TASK BRIEF →
Wherever the string "demandes" appears in the listing, copy that line.

SUPPLIED DATA →
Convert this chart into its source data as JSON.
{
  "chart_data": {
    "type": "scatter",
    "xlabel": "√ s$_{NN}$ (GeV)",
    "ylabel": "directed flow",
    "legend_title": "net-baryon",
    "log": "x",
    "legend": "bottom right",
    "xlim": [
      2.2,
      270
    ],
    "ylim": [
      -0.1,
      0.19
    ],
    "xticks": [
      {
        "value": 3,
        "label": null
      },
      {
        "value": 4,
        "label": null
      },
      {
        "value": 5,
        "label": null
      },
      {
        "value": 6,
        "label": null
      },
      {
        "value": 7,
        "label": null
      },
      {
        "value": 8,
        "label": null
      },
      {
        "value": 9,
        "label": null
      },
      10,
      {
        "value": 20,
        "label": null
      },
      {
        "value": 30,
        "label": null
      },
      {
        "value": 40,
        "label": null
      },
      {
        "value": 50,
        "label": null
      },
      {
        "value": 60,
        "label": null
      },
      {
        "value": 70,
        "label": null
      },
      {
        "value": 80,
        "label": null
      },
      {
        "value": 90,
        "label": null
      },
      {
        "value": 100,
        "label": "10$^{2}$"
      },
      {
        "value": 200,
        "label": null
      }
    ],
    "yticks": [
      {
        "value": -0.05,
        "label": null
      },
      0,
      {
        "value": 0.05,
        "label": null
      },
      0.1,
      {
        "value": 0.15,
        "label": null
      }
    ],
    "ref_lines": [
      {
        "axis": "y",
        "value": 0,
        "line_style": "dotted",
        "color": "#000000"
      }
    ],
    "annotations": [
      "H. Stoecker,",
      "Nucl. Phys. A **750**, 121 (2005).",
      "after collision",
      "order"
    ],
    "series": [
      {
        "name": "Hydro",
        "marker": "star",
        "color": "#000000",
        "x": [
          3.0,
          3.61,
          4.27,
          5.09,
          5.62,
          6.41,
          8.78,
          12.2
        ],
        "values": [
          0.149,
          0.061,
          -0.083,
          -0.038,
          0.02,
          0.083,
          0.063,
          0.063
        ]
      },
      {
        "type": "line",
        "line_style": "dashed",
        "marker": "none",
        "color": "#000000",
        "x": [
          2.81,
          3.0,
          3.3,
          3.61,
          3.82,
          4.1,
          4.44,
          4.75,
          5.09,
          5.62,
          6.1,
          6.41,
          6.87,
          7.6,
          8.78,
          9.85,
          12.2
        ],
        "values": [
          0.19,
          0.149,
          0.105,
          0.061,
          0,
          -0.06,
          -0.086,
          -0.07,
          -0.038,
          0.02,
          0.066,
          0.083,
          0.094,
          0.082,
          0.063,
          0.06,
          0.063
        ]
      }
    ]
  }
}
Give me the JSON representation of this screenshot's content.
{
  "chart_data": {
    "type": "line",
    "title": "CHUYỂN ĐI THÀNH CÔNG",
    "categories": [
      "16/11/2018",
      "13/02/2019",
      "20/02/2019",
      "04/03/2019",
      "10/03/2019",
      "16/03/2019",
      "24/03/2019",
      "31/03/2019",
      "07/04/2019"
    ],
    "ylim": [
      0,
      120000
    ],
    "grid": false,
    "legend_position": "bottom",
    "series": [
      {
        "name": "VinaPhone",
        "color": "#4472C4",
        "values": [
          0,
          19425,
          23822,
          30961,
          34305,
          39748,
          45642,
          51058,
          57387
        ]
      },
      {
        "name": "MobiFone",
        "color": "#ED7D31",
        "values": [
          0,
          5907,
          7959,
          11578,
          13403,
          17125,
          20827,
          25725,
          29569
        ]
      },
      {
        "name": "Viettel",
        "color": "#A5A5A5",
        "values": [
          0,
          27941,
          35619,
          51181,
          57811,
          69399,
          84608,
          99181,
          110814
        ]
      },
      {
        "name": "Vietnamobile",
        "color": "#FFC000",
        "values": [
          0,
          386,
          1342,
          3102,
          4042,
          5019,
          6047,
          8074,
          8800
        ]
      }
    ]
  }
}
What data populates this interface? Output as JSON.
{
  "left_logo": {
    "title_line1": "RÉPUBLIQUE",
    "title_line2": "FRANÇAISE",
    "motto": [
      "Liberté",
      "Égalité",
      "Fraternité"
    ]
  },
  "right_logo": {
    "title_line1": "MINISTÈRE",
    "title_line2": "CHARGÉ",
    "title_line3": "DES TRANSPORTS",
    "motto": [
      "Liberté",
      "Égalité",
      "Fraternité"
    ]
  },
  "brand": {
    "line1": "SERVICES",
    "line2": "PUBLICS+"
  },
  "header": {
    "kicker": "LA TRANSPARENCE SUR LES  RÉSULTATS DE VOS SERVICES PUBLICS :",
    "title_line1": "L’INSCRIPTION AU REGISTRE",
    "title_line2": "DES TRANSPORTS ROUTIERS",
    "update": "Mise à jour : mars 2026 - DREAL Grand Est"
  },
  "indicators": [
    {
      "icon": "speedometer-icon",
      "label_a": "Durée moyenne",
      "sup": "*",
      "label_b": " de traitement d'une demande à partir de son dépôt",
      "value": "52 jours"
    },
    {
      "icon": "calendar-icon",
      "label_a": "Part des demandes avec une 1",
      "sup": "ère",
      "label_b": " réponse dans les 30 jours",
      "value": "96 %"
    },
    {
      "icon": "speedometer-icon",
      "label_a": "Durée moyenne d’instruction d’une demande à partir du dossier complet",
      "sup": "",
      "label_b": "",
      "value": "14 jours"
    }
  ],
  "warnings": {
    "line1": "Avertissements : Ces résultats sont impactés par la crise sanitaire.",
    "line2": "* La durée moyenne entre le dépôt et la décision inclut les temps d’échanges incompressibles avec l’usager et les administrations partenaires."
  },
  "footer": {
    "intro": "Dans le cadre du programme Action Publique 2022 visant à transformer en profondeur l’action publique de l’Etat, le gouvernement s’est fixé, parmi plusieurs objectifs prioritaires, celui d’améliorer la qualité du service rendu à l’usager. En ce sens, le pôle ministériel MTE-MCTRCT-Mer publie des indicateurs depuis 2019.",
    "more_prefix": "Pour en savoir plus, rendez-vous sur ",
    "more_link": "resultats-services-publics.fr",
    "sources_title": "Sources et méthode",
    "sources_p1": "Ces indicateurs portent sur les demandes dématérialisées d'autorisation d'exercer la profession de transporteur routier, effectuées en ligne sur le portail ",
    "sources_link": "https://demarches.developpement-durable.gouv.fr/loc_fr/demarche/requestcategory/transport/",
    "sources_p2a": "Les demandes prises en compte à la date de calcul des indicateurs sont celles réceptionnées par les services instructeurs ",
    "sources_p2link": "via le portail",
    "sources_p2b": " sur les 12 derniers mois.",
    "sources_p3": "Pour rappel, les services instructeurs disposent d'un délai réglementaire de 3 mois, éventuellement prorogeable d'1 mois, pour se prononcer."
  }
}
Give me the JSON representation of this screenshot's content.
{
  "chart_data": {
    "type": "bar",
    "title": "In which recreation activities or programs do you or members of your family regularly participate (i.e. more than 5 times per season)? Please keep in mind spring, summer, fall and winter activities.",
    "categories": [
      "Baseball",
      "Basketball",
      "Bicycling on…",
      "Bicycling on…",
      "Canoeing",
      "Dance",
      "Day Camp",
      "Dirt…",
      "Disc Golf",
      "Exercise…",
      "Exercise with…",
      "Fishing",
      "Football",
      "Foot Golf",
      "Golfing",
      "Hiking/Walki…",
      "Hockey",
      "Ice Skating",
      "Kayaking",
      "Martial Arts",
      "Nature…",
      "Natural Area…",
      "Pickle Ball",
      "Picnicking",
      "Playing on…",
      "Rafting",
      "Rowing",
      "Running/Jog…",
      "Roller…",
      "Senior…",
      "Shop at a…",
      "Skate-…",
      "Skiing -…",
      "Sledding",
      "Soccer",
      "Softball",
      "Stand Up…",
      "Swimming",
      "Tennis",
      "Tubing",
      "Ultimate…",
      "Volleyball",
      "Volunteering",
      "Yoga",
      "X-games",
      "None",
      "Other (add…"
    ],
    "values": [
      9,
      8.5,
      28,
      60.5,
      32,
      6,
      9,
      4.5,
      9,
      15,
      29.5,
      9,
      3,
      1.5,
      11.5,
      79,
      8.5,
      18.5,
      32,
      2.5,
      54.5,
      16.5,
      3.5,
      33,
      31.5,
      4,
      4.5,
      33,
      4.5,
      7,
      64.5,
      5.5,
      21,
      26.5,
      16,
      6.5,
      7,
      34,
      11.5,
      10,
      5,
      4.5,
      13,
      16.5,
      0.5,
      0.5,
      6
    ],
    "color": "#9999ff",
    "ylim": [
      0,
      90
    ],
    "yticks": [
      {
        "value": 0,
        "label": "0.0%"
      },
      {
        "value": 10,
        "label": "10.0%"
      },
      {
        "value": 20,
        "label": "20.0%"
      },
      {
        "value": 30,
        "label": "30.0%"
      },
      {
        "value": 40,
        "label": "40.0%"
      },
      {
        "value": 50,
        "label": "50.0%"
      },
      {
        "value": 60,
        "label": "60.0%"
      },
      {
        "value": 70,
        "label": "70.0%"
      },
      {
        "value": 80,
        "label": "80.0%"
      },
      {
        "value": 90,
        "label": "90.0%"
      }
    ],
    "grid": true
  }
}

WORKED SOLUTION →
      "label_a": "Part des demandes avec une 1",
    "sources_p1": "Ces indicateurs portent sur les demandes dématérialisées d'autorisation d'exercer la profession de transporteur routier, effectuées en ligne sur le portail ",
    "sources_p2a": "Les demandes prises en compte à la date de calcul des indicateurs sont celles réceptionnées par les services instructeurs ",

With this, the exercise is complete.